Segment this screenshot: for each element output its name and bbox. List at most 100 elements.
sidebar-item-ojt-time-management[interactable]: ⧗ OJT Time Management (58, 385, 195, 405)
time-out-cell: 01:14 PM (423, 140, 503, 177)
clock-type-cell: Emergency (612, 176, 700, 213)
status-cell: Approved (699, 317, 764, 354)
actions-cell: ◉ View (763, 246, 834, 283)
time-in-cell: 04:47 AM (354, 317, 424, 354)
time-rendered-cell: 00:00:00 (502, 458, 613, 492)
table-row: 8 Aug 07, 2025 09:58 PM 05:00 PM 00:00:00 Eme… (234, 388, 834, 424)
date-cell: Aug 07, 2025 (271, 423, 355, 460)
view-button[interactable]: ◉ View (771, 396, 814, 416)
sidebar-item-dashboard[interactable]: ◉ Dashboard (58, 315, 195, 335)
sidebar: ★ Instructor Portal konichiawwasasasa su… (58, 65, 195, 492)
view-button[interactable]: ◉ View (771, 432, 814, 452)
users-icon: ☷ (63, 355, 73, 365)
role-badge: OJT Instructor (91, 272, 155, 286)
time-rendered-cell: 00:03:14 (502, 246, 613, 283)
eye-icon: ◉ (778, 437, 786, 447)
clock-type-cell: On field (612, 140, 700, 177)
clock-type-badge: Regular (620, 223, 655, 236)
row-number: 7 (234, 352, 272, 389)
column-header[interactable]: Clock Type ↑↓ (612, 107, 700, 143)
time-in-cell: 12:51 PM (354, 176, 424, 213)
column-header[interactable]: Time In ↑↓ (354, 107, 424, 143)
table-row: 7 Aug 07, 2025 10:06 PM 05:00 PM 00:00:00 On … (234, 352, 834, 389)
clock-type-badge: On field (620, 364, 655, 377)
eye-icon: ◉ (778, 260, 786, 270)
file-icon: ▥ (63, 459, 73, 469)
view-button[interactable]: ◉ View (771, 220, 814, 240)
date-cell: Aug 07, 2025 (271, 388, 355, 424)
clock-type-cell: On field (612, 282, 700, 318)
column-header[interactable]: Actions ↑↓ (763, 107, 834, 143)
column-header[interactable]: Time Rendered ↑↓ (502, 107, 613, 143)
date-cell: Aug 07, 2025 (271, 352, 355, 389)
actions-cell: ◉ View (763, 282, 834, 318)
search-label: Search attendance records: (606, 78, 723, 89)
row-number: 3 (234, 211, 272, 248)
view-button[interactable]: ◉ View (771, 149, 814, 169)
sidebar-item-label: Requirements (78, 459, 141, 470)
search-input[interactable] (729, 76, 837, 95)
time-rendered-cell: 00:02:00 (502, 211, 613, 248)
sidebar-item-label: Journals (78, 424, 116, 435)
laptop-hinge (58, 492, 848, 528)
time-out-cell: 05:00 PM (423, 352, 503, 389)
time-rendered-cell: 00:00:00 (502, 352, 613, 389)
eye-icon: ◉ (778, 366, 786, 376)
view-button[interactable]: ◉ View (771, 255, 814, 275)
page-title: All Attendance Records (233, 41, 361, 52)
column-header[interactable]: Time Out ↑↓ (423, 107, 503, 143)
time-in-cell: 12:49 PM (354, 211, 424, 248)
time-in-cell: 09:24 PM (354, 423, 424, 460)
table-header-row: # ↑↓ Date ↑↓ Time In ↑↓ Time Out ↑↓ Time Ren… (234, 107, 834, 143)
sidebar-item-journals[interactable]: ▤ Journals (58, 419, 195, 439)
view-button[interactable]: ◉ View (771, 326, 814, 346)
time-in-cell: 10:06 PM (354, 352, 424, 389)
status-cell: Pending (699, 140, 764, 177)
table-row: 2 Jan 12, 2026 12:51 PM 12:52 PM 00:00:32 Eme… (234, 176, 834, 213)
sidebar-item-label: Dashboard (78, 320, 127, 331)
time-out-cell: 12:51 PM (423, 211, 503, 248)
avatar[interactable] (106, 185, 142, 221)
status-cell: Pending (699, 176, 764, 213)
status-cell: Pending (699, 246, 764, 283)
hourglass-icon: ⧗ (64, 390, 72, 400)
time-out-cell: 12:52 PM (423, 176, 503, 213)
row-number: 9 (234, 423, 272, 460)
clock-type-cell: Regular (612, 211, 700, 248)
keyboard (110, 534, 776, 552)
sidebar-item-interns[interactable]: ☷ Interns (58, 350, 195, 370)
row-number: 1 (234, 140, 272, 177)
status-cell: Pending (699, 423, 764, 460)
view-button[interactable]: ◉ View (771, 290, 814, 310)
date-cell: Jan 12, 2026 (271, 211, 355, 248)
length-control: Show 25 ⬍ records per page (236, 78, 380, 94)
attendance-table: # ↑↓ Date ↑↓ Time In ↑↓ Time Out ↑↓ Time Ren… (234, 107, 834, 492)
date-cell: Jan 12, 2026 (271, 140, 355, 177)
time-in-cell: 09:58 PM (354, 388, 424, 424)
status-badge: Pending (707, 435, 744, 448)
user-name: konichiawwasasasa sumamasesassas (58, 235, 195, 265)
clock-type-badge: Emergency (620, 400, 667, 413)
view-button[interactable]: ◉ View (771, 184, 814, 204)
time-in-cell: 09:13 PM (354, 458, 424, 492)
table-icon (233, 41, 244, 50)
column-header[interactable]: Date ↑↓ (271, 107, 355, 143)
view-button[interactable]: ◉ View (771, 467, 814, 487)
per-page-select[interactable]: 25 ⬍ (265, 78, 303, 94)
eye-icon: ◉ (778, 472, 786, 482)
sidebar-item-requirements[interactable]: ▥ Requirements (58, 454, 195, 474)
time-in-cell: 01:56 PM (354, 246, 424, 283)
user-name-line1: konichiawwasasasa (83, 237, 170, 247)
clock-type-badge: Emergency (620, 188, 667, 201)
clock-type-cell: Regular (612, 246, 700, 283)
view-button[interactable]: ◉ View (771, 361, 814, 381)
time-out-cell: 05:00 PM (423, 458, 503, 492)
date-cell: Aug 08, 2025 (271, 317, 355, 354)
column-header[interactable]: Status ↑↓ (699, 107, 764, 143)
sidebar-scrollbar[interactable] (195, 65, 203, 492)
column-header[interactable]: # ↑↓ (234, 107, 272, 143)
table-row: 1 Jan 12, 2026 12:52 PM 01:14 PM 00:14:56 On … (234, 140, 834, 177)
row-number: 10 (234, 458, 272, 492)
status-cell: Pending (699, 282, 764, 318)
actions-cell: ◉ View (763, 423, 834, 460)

-----

• **Exercise brief**: Copy the lines above word for word.

• **Solution**:
Segment this screenshot: for each element output its name and bbox. List at most 100 elements.
sidebar-item-ojt-time-management[interactable]: ⧗ OJT Time Management (58, 385, 195, 405)
time-out-cell: 01:14 PM (423, 140, 503, 177)
clock-type-cell: Emergency (612, 176, 700, 213)
status-cell: Approved (699, 317, 764, 354)
actions-cell: ◉ View (763, 246, 834, 283)
time-in-cell: 04:47 AM (354, 317, 424, 354)
time-rendered-cell: 00:00:00 (502, 458, 613, 492)
table-row: 8 Aug 07, 2025 09:58 PM 05:00 PM 00:00:00 Eme… (234, 388, 834, 424)
date-cell: Aug 07, 2025 (271, 423, 355, 460)
view-button[interactable]: ◉ View (771, 396, 814, 416)
sidebar-item-dashboard[interactable]: ◉ Dashboard (58, 315, 195, 335)
sidebar: ★ Instructor Portal konichiawwasasasa su… (58, 65, 195, 492)
view-button[interactable]: ◉ View (771, 432, 814, 452)
users-icon: ☷ (63, 355, 73, 365)
role-badge: OJT Instructor (91, 272, 155, 286)
time-rendered-cell: 00:03:14 (502, 246, 613, 283)
eye-icon: ◉ (778, 437, 786, 447)
clock-type-cell: On field (612, 140, 700, 177)
clock-type-badge: Regular (620, 223, 655, 236)
row-number: 7 (234, 352, 272, 389)
column-header[interactable]: Clock Type ↑↓ (612, 107, 700, 143)
time-in-cell: 12:51 PM (354, 176, 424, 213)
column-header[interactable]: Time In ↑↓ (354, 107, 424, 143)
table-row: 7 Aug 07, 2025 10:06 PM 05:00 PM 00:00:00 On … (234, 352, 834, 389)
clock-type-badge: On field (620, 364, 655, 377)
eye-icon: ◉ (778, 260, 786, 270)
file-icon: ▥ (63, 459, 73, 469)
view-button[interactable]: ◉ View (771, 220, 814, 240)
date-cell: Aug 07, 2025 (271, 388, 355, 424)
clock-type-cell: On field (612, 282, 700, 318)
column-header[interactable]: Actions ↑↓ (763, 107, 834, 143)
column-header[interactable]: Time Rendered ↑↓ (502, 107, 613, 143)
date-cell: Aug 07, 2025 (271, 352, 355, 389)
actions-cell: ◉ View (763, 282, 834, 318)
search-label: Search attendance records: (606, 78, 723, 89)
row-number: 3 (234, 211, 272, 248)
view-button[interactable]: ◉ View (771, 149, 814, 169)
sidebar-item-label: Requirements (78, 459, 141, 470)
search-input[interactable] (729, 76, 837, 95)
time-rendered-cell: 00:02:00 (502, 211, 613, 248)
sidebar-item-label: Journals (78, 424, 116, 435)
laptop-hinge (58, 492, 848, 528)
time-out-cell: 05:00 PM (423, 352, 503, 389)
time-rendered-cell: 00:00:00 (502, 352, 613, 389)
eye-icon: ◉ (778, 366, 786, 376)
view-button[interactable]: ◉ View (771, 255, 814, 275)
page-title: All Attendance Records (233, 41, 361, 52)
column-header[interactable]: Time Out ↑↓ (423, 107, 503, 143)
time-in-cell: 12:49 PM (354, 211, 424, 248)
time-in-cell: 09:24 PM (354, 423, 424, 460)
table-header-row: # ↑↓ Date ↑↓ Time In ↑↓ Time Out ↑↓ Time Ren… (234, 107, 834, 143)
sidebar-item-journals[interactable]: ▤ Journals (58, 419, 195, 439)
view-button[interactable]: ◉ View (771, 326, 814, 346)
time-in-cell: 10:06 PM (354, 352, 424, 389)
status-cell: Pending (699, 140, 764, 177)
table-row: 2 Jan 12, 2026 12:51 PM 12:52 PM 00:00:32 Eme… (234, 176, 834, 213)
sidebar-item-label: Dashboard (78, 320, 127, 331)
time-out-cell: 12:51 PM (423, 211, 503, 248)
avatar[interactable] (106, 185, 142, 221)
status-cell: Pending (699, 176, 764, 213)
status-cell: Pending (699, 246, 764, 283)
hourglass-icon: ⧗ (64, 390, 72, 400)
time-out-cell: 12:52 PM (423, 176, 503, 213)
row-number: 9 (234, 423, 272, 460)
clock-type-cell: Regular (612, 211, 700, 248)
keyboard (110, 534, 776, 552)
sidebar-item-interns[interactable]: ☷ Interns (58, 350, 195, 370)
row-number: 1 (234, 140, 272, 177)
status-cell: Pending (699, 423, 764, 460)
view-button[interactable]: ◉ View (771, 290, 814, 310)
date-cell: Jan 12, 2026 (271, 211, 355, 248)
length-control: Show 25 ⬍ records per page (236, 78, 380, 94)
attendance-table: # ↑↓ Date ↑↓ Time In ↑↓ Time Out ↑↓ Time Ren… (234, 107, 834, 492)
date-cell: Jan 12, 2026 (271, 140, 355, 177)
time-in-cell: 09:58 PM (354, 388, 424, 424)
status-badge: Pending (707, 435, 744, 448)
user-name: konichiawwasasasa sumamasesassas (58, 235, 195, 265)
clock-type-badge: Emergency (620, 400, 667, 413)
view-button[interactable]: ◉ View (771, 184, 814, 204)
time-in-cell: 09:13 PM (354, 458, 424, 492)
table-icon (233, 41, 244, 50)
column-header[interactable]: Date ↑↓ (271, 107, 355, 143)
view-button[interactable]: ◉ View (771, 467, 814, 487)
per-page-select[interactable]: 25 ⬍ (265, 78, 303, 94)
eye-icon: ◉ (778, 472, 786, 482)
sidebar-item-requirements[interactable]: ▥ Requirements (58, 454, 195, 474)
time-in-cell: 01:56 PM (354, 246, 424, 283)
user-name-line1: konichiawwasasasa (83, 237, 170, 247)
clock-type-badge: Emergency (620, 188, 667, 201)
clock-type-cell: Regular (612, 246, 700, 283)
view-button[interactable]: ◉ View (771, 361, 814, 381)
time-out-cell: 05:00 PM (423, 458, 503, 492)
date-cell: Aug 08, 2025 (271, 317, 355, 354)
column-header[interactable]: Status ↑↓ (699, 107, 764, 143)
sidebar-scrollbar[interactable] (195, 65, 203, 492)
column-header[interactable]: # ↑↓ (234, 107, 272, 143)
table-row: 1 Jan 12, 2026 12:52 PM 01:14 PM 00:14:56 On … (234, 140, 834, 177)
row-number: 10 (234, 458, 272, 492)
status-cell: Pending (699, 282, 764, 318)
actions-cell: ◉ View (763, 423, 834, 460)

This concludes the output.